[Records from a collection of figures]
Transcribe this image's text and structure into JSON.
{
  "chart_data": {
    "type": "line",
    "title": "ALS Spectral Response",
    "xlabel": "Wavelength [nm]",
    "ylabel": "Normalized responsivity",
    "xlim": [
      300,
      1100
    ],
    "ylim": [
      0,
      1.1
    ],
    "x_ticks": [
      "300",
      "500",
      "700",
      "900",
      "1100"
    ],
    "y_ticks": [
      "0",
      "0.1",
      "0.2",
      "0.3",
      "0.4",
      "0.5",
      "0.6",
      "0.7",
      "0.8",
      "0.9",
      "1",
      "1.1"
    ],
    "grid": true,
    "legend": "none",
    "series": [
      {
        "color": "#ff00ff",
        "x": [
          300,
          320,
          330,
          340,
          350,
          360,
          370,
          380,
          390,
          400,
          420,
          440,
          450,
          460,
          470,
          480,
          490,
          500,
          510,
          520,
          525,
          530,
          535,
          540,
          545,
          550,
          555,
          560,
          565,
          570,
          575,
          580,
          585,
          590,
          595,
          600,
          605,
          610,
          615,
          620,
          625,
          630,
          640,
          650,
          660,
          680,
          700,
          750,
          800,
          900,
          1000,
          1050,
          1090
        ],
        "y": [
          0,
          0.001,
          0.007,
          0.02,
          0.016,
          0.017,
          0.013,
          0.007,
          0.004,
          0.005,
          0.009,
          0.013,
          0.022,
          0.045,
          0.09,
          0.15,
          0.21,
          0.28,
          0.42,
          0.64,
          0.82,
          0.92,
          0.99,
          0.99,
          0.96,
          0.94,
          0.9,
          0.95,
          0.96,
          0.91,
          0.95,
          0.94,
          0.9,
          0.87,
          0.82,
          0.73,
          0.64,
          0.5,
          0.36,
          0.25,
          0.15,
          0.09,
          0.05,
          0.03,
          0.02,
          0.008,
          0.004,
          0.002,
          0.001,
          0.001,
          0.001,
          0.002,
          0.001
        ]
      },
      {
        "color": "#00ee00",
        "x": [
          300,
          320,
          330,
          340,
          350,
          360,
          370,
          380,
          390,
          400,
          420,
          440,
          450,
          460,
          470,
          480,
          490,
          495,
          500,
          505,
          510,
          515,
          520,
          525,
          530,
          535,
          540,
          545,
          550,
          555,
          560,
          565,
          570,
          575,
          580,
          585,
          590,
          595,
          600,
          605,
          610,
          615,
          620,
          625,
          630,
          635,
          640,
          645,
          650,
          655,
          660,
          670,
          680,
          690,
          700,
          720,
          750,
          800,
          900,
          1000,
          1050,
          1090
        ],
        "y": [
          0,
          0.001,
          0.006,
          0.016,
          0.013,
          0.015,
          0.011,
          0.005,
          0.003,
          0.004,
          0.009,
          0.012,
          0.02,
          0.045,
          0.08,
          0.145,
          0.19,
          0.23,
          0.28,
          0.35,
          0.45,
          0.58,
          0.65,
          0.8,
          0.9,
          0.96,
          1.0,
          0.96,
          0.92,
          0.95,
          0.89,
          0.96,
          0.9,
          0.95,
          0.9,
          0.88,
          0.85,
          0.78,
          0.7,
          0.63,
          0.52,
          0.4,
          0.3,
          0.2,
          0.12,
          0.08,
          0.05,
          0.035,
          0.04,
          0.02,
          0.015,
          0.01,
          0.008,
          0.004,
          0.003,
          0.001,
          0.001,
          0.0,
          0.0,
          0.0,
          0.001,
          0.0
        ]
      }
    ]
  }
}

§ **GOAL**: Copy out each record exactly as given, omitting none.

§ **THE OUTPUT**:
Transcribe this image's text and structure into JSON.
{
  "chart_data": {
    "type": "line",
    "title": "ALS Spectral Response",
    "xlabel": "Wavelength [nm]",
    "ylabel": "Normalized responsivity",
    "xlim": [
      300,
      1100
    ],
    "ylim": [
      0,
      1.1
    ],
    "x_ticks": [
      "300",
      "500",
      "700",
      "900",
      "1100"
    ],
    "y_ticks": [
      "0",
      "0.1",
      "0.2",
      "0.3",
      "0.4",
      "0.5",
      "0.6",
      "0.7",
      "0.8",
      "0.9",
      "1",
      "1.1"
    ],
    "grid": true,
    "legend": "none",
    "series": [
      {
        "color": "#ff00ff",
        "x": [
          300,
          320,
          330,
          340,
          350,
          360,
          370,
          380,
          390,
          400,
          420,
          440,
          450,
          460,
          470,
          480,
          490,
          500,
          510,
          520,
          525,
          530,
          535,
          540,
          545,
          550,
          555,
          560,
          565,
          570,
          575,
          580,
          585,
          590,
          595,
          600,
          605,
          610,
          615,
          620,
          625,
          630,
          640,
          650,
          660,
          680,
          700,
          750,
          800,
          900,
          1000,
          1050,
          1090
        ],
        "y": [
          0,
          0.001,
          0.007,
          0.02,
          0.016,
          0.017,
          0.013,
          0.007,
          0.004,
          0.005,
          0.009,
          0.013,
          0.022,
          0.045,
          0.09,
          0.15,
          0.21,
          0.28,
          0.42,
          0.64,
          0.82,
          0.92,
          0.99,
          0.99,
          0.96,
          0.94,
          0.9,
          0.95,
          0.96,
          0.91,
          0.95,
          0.94,
          0.9,
          0.87,
          0.82,
          0.73,
          0.64,
          0.5,
          0.36,
          0.25,
          0.15,
          0.09,
          0.05,
          0.03,
          0.02,
          0.008,
          0.004,
          0.002,
          0.001,
          0.001,
          0.001,
          0.002,
          0.001
        ]
      },
      {
        "color": "#00ee00",
        "x": [
          300,
          320,
          330,
          340,
          350,
          360,
          370,
          380,
          390,
          400,
          420,
          440,
          450,
          460,
          470,
          480,
          490,
          495,
          500,
          505,
          510,
          515,
          520,
          525,
          530,
          535,
          540,
          545,
          550,
          555,
          560,
          565,
          570,
          575,
          580,
          585,
          590,
          595,
          600,
          605,
          610,
          615,
          620,
          625,
          630,
          635,
          640,
          645,
          650,
          655,
          660,
          670,
          680,
          690,
          700,
          720,
          750,
          800,
          900,
          1000,
          1050,
          1090
        ],
        "y": [
          0,
          0.001,
          0.006,
          0.016,
          0.013,
          0.015,
          0.011,
          0.005,
          0.003,
          0.004,
          0.009,
          0.012,
          0.02,
          0.045,
          0.08,
          0.145,
          0.19,
          0.23,
          0.28,
          0.35,
          0.45,
          0.58,
          0.65,
          0.8,
          0.9,
          0.96,
          1.0,
          0.96,
          0.92,
          0.95,
          0.89,
          0.96,
          0.9,
          0.95,
          0.9,
          0.88,
          0.85,
          0.78,
          0.7,
          0.63,
          0.52,
          0.4,
          0.3,
          0.2,
          0.12,
          0.08,
          0.05,
          0.035,
          0.04,
          0.02,
          0.015,
          0.01,
          0.008,
          0.004,
          0.003,
          0.001,
          0.001,
          0.0,
          0.0,
          0.0,
          0.001,
          0.0
        ]
      }
    ]
  }
}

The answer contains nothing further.